EXERCISE INPUTS:
** BEGIN **
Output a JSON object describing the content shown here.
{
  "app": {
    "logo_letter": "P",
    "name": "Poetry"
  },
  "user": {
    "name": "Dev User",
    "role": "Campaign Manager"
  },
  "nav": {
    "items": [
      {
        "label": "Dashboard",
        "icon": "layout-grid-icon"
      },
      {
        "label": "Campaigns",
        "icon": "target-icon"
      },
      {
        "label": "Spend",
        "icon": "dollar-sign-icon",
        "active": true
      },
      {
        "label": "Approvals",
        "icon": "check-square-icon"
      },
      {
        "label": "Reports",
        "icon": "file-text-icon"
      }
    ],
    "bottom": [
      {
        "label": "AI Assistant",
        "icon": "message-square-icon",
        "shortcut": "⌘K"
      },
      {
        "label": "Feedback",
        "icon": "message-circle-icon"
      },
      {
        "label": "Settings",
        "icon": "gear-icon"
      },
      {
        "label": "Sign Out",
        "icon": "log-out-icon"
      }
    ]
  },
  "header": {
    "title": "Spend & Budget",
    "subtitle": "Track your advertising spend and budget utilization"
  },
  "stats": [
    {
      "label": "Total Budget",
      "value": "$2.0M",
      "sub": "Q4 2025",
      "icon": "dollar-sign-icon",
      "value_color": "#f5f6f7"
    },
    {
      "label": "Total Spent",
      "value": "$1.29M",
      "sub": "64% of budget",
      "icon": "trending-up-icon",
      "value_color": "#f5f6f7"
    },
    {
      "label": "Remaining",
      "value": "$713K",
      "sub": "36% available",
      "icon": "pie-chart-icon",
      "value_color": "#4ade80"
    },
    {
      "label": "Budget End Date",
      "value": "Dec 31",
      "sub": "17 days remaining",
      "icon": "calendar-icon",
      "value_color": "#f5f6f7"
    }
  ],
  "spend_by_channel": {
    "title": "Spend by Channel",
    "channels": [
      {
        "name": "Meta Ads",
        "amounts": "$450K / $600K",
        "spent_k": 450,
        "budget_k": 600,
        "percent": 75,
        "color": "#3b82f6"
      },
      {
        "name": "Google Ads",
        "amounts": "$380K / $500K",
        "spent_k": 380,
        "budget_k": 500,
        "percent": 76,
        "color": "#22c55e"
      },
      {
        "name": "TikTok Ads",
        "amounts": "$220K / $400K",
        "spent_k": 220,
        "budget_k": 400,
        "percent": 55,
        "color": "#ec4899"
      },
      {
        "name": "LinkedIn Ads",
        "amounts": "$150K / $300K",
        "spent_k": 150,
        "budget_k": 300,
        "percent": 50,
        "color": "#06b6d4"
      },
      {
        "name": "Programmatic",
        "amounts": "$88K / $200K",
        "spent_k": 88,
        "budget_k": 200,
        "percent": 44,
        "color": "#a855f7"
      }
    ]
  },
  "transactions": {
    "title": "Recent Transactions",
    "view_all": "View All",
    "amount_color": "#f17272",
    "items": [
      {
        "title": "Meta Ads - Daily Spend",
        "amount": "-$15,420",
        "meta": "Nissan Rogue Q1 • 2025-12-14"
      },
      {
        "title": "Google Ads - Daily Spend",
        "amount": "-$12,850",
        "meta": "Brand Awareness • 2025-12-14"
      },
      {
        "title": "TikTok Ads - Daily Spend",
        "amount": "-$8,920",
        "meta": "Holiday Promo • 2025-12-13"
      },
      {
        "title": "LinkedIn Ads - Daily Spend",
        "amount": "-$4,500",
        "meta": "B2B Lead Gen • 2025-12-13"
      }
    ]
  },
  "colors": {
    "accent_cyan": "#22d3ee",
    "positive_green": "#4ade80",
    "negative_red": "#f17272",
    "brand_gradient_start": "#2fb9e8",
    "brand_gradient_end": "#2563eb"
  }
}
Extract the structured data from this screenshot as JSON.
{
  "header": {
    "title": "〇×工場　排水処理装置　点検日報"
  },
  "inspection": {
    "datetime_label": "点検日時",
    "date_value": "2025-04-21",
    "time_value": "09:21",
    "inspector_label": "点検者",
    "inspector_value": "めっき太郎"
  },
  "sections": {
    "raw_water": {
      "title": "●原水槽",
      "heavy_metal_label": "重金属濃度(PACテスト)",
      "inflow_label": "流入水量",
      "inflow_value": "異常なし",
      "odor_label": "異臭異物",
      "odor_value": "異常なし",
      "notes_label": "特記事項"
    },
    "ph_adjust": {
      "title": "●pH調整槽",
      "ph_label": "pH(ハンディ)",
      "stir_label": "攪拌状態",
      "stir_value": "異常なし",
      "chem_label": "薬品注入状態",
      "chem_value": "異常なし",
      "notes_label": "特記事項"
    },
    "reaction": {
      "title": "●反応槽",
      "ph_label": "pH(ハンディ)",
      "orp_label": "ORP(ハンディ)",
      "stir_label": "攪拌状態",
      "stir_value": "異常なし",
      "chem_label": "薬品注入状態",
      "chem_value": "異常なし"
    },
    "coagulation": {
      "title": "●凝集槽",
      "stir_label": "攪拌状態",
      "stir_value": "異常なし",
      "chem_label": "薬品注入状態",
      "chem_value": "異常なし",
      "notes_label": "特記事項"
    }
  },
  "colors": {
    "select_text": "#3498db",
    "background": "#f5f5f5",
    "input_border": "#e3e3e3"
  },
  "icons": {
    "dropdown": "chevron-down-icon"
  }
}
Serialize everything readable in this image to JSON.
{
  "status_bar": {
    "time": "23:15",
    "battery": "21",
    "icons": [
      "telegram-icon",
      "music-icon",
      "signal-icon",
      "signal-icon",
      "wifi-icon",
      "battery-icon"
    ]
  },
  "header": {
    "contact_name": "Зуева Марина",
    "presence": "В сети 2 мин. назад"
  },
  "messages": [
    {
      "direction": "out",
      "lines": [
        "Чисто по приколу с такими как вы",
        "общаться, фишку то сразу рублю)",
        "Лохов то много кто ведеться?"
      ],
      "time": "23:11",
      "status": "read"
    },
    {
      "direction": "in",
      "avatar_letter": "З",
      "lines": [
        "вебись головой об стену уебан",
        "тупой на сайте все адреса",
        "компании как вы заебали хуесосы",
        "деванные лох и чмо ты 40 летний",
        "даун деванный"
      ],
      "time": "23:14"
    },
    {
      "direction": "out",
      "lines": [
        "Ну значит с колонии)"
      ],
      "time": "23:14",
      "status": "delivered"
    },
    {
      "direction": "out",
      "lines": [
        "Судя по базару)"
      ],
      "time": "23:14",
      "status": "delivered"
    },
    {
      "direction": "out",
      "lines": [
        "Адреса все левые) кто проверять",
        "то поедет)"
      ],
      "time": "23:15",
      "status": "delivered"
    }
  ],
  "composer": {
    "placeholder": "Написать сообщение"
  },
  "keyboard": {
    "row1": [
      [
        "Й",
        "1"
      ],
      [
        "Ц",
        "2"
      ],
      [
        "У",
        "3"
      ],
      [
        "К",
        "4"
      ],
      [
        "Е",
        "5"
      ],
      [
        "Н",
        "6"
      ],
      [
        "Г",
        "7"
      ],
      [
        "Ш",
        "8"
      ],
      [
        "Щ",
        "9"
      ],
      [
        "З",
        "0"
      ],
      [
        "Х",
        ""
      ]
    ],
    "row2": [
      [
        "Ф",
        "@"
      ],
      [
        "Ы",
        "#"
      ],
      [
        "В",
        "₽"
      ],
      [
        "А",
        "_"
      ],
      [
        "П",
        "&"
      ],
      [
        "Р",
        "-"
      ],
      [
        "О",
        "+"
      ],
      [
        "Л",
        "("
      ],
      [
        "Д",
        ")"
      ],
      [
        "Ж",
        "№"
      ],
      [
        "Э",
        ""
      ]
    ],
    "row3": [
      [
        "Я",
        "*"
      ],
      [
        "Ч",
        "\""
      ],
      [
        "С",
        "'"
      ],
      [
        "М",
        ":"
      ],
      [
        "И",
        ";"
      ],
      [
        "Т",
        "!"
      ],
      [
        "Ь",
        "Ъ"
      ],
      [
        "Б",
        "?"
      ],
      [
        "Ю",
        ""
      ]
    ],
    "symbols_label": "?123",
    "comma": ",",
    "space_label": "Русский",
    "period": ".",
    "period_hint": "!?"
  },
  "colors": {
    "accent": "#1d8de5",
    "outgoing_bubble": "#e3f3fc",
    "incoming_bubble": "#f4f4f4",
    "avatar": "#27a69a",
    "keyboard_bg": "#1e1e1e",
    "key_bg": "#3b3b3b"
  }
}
** END **
EXERCISE PROMPT:
Take every line from the data that contains the word "TikTok".

THE COMPLETED TASK:
        "name": "TikTok Ads",
        "title": "TikTok Ads - Daily Spend",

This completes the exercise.